Provided records:
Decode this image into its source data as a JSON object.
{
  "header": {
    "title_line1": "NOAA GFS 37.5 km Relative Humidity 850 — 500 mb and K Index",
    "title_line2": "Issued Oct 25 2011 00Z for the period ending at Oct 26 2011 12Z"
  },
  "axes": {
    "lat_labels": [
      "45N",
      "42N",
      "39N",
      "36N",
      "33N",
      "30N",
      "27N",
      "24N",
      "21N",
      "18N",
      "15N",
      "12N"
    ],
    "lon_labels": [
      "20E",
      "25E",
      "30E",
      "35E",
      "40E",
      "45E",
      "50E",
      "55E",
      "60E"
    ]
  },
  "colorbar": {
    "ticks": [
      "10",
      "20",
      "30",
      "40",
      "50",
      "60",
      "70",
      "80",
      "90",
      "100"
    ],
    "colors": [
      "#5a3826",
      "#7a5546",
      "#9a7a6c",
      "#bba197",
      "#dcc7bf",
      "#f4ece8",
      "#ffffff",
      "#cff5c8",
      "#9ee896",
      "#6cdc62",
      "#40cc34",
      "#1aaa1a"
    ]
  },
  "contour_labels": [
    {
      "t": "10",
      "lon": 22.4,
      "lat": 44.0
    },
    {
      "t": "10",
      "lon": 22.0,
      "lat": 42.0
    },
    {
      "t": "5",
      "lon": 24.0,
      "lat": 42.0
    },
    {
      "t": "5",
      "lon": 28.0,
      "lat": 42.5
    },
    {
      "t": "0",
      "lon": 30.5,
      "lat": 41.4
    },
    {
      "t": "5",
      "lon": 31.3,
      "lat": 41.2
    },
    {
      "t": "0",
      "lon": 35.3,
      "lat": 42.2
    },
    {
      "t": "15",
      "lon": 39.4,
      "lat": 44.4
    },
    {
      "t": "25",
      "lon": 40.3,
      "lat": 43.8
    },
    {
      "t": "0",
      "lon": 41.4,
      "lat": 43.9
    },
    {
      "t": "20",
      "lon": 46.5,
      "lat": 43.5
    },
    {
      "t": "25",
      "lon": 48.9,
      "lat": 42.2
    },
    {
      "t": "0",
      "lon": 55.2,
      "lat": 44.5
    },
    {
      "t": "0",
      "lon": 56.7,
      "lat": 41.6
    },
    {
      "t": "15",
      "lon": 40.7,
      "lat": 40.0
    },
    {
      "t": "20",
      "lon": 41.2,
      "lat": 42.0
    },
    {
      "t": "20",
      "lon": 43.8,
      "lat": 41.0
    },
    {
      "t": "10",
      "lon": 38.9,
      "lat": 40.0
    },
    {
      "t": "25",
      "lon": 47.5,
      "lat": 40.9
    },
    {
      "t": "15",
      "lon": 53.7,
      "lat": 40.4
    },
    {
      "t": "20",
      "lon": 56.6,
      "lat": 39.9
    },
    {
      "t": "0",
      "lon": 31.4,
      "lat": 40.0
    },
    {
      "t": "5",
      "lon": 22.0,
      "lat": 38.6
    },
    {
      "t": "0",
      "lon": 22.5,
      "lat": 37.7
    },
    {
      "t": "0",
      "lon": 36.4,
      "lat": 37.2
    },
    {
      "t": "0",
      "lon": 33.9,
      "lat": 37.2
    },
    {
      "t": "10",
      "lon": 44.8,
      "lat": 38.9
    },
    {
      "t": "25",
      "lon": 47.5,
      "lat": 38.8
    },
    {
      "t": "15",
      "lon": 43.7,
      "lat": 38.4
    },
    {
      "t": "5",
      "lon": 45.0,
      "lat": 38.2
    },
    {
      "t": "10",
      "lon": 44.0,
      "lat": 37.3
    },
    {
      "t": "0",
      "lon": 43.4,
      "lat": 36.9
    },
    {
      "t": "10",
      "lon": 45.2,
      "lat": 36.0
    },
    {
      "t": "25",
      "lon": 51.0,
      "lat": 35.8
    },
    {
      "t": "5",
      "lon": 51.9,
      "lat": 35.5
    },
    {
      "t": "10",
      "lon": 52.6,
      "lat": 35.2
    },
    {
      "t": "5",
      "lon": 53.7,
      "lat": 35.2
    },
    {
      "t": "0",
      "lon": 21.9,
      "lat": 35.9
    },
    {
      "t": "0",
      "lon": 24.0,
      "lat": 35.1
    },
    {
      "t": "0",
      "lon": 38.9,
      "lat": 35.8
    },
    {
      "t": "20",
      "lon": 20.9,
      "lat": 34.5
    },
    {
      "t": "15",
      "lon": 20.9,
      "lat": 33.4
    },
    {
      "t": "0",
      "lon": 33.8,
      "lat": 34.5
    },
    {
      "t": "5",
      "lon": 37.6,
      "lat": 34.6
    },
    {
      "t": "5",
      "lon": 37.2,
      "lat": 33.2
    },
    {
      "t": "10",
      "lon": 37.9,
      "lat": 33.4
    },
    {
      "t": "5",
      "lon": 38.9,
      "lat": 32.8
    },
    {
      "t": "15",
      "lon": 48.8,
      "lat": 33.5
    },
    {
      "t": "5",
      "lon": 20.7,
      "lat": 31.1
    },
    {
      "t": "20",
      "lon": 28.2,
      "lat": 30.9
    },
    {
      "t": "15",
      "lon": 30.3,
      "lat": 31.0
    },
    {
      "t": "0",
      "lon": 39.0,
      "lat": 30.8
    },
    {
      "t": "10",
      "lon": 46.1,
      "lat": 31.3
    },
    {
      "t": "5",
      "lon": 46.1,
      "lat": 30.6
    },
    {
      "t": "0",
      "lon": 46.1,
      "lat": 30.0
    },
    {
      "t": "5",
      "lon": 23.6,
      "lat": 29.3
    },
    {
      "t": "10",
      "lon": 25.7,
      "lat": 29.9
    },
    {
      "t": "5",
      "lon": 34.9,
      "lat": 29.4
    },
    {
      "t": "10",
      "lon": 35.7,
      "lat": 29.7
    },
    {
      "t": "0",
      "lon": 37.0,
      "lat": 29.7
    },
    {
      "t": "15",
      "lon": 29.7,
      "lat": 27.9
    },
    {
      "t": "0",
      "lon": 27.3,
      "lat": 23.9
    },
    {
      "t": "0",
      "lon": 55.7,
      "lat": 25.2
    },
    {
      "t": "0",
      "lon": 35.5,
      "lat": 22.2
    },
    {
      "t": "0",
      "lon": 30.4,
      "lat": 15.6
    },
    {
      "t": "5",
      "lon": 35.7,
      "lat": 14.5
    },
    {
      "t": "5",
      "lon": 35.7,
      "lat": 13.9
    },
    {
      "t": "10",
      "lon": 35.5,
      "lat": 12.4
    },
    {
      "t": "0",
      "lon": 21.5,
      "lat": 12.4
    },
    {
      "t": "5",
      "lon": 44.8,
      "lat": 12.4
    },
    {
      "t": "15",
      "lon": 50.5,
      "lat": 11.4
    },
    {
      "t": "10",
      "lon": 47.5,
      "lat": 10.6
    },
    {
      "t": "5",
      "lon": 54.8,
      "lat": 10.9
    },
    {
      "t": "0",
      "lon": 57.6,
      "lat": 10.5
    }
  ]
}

What is expected:
Retype the data in full and match it exactly.

Solved problem:
Decode this image into its source data as a JSON object.
{
  "header": {
    "title_line1": "NOAA GFS 37.5 km Relative Humidity 850 — 500 mb and K Index",
    "title_line2": "Issued Oct 25 2011 00Z for the period ending at Oct 26 2011 12Z"
  },
  "axes": {
    "lat_labels": [
      "45N",
      "42N",
      "39N",
      "36N",
      "33N",
      "30N",
      "27N",
      "24N",
      "21N",
      "18N",
      "15N",
      "12N"
    ],
    "lon_labels": [
      "20E",
      "25E",
      "30E",
      "35E",
      "40E",
      "45E",
      "50E",
      "55E",
      "60E"
    ]
  },
  "colorbar": {
    "ticks": [
      "10",
      "20",
      "30",
      "40",
      "50",
      "60",
      "70",
      "80",
      "90",
      "100"
    ],
    "colors": [
      "#5a3826",
      "#7a5546",
      "#9a7a6c",
      "#bba197",
      "#dcc7bf",
      "#f4ece8",
      "#ffffff",
      "#cff5c8",
      "#9ee896",
      "#6cdc62",
      "#40cc34",
      "#1aaa1a"
    ]
  },
  "contour_labels": [
    {
      "t": "10",
      "lon": 22.4,
      "lat": 44.0
    },
    {
      "t": "10",
      "lon": 22.0,
      "lat": 42.0
    },
    {
      "t": "5",
      "lon": 24.0,
      "lat": 42.0
    },
    {
      "t": "5",
      "lon": 28.0,
      "lat": 42.5
    },
    {
      "t": "0",
      "lon": 30.5,
      "lat": 41.4
    },
    {
      "t": "5",
      "lon": 31.3,
      "lat": 41.2
    },
    {
      "t": "0",
      "lon": 35.3,
      "lat": 42.2
    },
    {
      "t": "15",
      "lon": 39.4,
      "lat": 44.4
    },
    {
      "t": "25",
      "lon": 40.3,
      "lat": 43.8
    },
    {
      "t": "0",
      "lon": 41.4,
      "lat": 43.9
    },
    {
      "t": "20",
      "lon": 46.5,
      "lat": 43.5
    },
    {
      "t": "25",
      "lon": 48.9,
      "lat": 42.2
    },
    {
      "t": "0",
      "lon": 55.2,
      "lat": 44.5
    },
    {
      "t": "0",
      "lon": 56.7,
      "lat": 41.6
    },
    {
      "t": "15",
      "lon": 40.7,
      "lat": 40.0
    },
    {
      "t": "20",
      "lon": 41.2,
      "lat": 42.0
    },
    {
      "t": "20",
      "lon": 43.8,
      "lat": 41.0
    },
    {
      "t": "10",
      "lon": 38.9,
      "lat": 40.0
    },
    {
      "t": "25",
      "lon": 47.5,
      "lat": 40.9
    },
    {
      "t": "15",
      "lon": 53.7,
      "lat": 40.4
    },
    {
      "t": "20",
      "lon": 56.6,
      "lat": 39.9
    },
    {
      "t": "0",
      "lon": 31.4,
      "lat": 40.0
    },
    {
      "t": "5",
      "lon": 22.0,
      "lat": 38.6
    },
    {
      "t": "0",
      "lon": 22.5,
      "lat": 37.7
    },
    {
      "t": "0",
      "lon": 36.4,
      "lat": 37.2
    },
    {
      "t": "0",
      "lon": 33.9,
      "lat": 37.2
    },
    {
      "t": "10",
      "lon": 44.8,
      "lat": 38.9
    },
    {
      "t": "25",
      "lon": 47.5,
      "lat": 38.8
    },
    {
      "t": "15",
      "lon": 43.7,
      "lat": 38.4
    },
    {
      "t": "5",
      "lon": 45.0,
      "lat": 38.2
    },
    {
      "t": "10",
      "lon": 44.0,
      "lat": 37.3
    },
    {
      "t": "0",
      "lon": 43.4,
      "lat": 36.9
    },
    {
      "t": "10",
      "lon": 45.2,
      "lat": 36.0
    },
    {
      "t": "25",
      "lon": 51.0,
      "lat": 35.8
    },
    {
      "t": "5",
      "lon": 51.9,
      "lat": 35.5
    },
    {
      "t": "10",
      "lon": 52.6,
      "lat": 35.2
    },
    {
      "t": "5",
      "lon": 53.7,
      "lat": 35.2
    },
    {
      "t": "0",
      "lon": 21.9,
      "lat": 35.9
    },
    {
      "t": "0",
      "lon": 24.0,
      "lat": 35.1
    },
    {
      "t": "0",
      "lon": 38.9,
      "lat": 35.8
    },
    {
      "t": "20",
      "lon": 20.9,
      "lat": 34.5
    },
    {
      "t": "15",
      "lon": 20.9,
      "lat": 33.4
    },
    {
      "t": "0",
      "lon": 33.8,
      "lat": 34.5
    },
    {
      "t": "5",
      "lon": 37.6,
      "lat": 34.6
    },
    {
      "t": "5",
      "lon": 37.2,
      "lat": 33.2
    },
    {
      "t": "10",
      "lon": 37.9,
      "lat": 33.4
    },
    {
      "t": "5",
      "lon": 38.9,
      "lat": 32.8
    },
    {
      "t": "15",
      "lon": 48.8,
      "lat": 33.5
    },
    {
      "t": "5",
      "lon": 20.7,
      "lat": 31.1
    },
    {
      "t": "20",
      "lon": 28.2,
      "lat": 30.9
    },
    {
      "t": "15",
      "lon": 30.3,
      "lat": 31.0
    },
    {
      "t": "0",
      "lon": 39.0,
      "lat": 30.8
    },
    {
      "t": "10",
      "lon": 46.1,
      "lat": 31.3
    },
    {
      "t": "5",
      "lon": 46.1,
      "lat": 30.6
    },
    {
      "t": "0",
      "lon": 46.1,
      "lat": 30.0
    },
    {
      "t": "5",
      "lon": 23.6,
      "lat": 29.3
    },
    {
      "t": "10",
      "lon": 25.7,
      "lat": 29.9
    },
    {
      "t": "5",
      "lon": 34.9,
      "lat": 29.4
    },
    {
      "t": "10",
      "lon": 35.7,
      "lat": 29.7
    },
    {
      "t": "0",
      "lon": 37.0,
      "lat": 29.7
    },
    {
      "t": "15",
      "lon": 29.7,
      "lat": 27.9
    },
    {
      "t": "0",
      "lon": 27.3,
      "lat": 23.9
    },
    {
      "t": "0",
      "lon": 55.7,
      "lat": 25.2
    },
    {
      "t": "0",
      "lon": 35.5,
      "lat": 22.2
    },
    {
      "t": "0",
      "lon": 30.4,
      "lat": 15.6
    },
    {
      "t": "5",
      "lon": 35.7,
      "lat": 14.5
    },
    {
      "t": "5",
      "lon": 35.7,
      "lat": 13.9
    },
    {
      "t": "10",
      "lon": 35.5,
      "lat": 12.4
    },
    {
      "t": "0",
      "lon": 21.5,
      "lat": 12.4
    },
    {
      "t": "5",
      "lon": 44.8,
      "lat": 12.4
    },
    {
      "t": "15",
      "lon": 50.5,
      "lat": 11.4
    },
    {
      "t": "10",
      "lon": 47.5,
      "lat": 10.6
    },
    {
      "t": "5",
      "lon": 54.8,
      "lat": 10.9
    },
    {
      "t": "0",
      "lon": 57.6,
      "lat": 10.5
    }
  ]
}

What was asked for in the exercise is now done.